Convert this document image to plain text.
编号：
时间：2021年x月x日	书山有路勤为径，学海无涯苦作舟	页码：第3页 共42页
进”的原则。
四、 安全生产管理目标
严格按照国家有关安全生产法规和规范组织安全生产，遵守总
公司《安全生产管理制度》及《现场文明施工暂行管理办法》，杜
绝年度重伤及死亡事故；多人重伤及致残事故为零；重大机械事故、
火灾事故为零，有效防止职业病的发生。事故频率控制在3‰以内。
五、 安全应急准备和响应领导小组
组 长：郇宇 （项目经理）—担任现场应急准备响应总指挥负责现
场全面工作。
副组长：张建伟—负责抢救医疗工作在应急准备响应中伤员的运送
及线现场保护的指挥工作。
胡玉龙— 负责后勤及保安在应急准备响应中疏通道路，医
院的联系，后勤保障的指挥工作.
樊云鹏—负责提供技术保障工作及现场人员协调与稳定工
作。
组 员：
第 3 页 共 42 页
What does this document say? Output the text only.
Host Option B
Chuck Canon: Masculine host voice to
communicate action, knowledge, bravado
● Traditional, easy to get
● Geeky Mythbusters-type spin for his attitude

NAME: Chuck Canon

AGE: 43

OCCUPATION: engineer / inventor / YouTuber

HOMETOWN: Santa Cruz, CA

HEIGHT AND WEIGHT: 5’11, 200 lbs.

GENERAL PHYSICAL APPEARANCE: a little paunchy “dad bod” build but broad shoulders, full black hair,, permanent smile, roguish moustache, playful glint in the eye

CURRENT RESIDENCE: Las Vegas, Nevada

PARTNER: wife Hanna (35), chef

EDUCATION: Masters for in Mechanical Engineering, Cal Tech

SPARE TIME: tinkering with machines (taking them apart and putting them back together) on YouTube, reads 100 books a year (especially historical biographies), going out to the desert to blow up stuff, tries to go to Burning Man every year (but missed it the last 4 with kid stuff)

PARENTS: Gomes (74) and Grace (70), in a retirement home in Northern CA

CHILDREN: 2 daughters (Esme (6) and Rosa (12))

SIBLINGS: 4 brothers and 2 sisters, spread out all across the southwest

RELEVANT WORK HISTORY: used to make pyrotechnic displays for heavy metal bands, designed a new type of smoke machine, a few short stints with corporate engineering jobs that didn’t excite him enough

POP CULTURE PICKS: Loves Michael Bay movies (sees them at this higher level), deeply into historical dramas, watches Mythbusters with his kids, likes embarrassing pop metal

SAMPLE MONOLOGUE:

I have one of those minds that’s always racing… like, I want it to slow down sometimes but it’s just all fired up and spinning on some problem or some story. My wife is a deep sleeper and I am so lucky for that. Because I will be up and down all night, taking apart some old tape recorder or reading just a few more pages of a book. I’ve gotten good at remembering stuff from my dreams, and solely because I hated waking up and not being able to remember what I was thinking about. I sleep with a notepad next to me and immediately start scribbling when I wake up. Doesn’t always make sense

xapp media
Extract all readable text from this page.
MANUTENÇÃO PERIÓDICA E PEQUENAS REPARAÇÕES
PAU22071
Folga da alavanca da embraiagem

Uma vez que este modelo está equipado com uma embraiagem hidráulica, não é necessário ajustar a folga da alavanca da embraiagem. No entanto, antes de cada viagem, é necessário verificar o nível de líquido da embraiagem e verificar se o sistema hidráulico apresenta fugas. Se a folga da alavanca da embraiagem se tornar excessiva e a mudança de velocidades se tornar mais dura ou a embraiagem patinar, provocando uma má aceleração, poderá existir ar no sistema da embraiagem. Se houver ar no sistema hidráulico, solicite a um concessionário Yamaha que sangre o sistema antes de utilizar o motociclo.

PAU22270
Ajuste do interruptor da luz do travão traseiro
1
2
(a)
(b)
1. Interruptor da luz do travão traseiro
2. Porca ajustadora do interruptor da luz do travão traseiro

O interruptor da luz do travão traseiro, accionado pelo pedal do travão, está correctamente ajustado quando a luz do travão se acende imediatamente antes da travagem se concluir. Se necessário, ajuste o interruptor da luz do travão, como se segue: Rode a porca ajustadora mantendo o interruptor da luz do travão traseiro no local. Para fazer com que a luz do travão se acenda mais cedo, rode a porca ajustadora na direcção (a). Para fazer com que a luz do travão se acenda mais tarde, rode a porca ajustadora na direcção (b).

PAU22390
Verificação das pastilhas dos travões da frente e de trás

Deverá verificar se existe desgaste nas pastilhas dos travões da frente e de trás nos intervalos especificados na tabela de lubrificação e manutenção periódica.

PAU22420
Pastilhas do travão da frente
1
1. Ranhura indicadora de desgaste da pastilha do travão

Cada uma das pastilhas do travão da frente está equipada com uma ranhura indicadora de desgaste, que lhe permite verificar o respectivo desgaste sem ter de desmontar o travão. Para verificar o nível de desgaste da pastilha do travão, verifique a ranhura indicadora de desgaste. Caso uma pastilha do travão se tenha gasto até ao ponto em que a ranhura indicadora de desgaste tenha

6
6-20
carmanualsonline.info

-- -- --

* [PROBLEM DETAILS]: From the data, list each line in which the string "make" appears.

* [FULL RESPONSE]:
RELEVANT WORK HISTORY: used to make pyrotechnic displays for heavy metal bands, designed a new type of smoke machine, a few short stints with corporate engineering jobs that didn’t excite him enough
I have one of those minds that’s always racing… like, I want it to slow down sometimes but it’s just all fired up and spinning on some problem or some story. My wife is a deep sleeper and I am so lucky for that. Because I will be up and down all night, taking apart some old tape recorder or reading just a few more pages of a book. I’ve gotten good at remembering stuff from my dreams, and solely because I hated waking up and not being able to remember what I was thinking about. I sleep with a notepad next to me and immediately start scribbling when I wake up. Doesn’t always make sense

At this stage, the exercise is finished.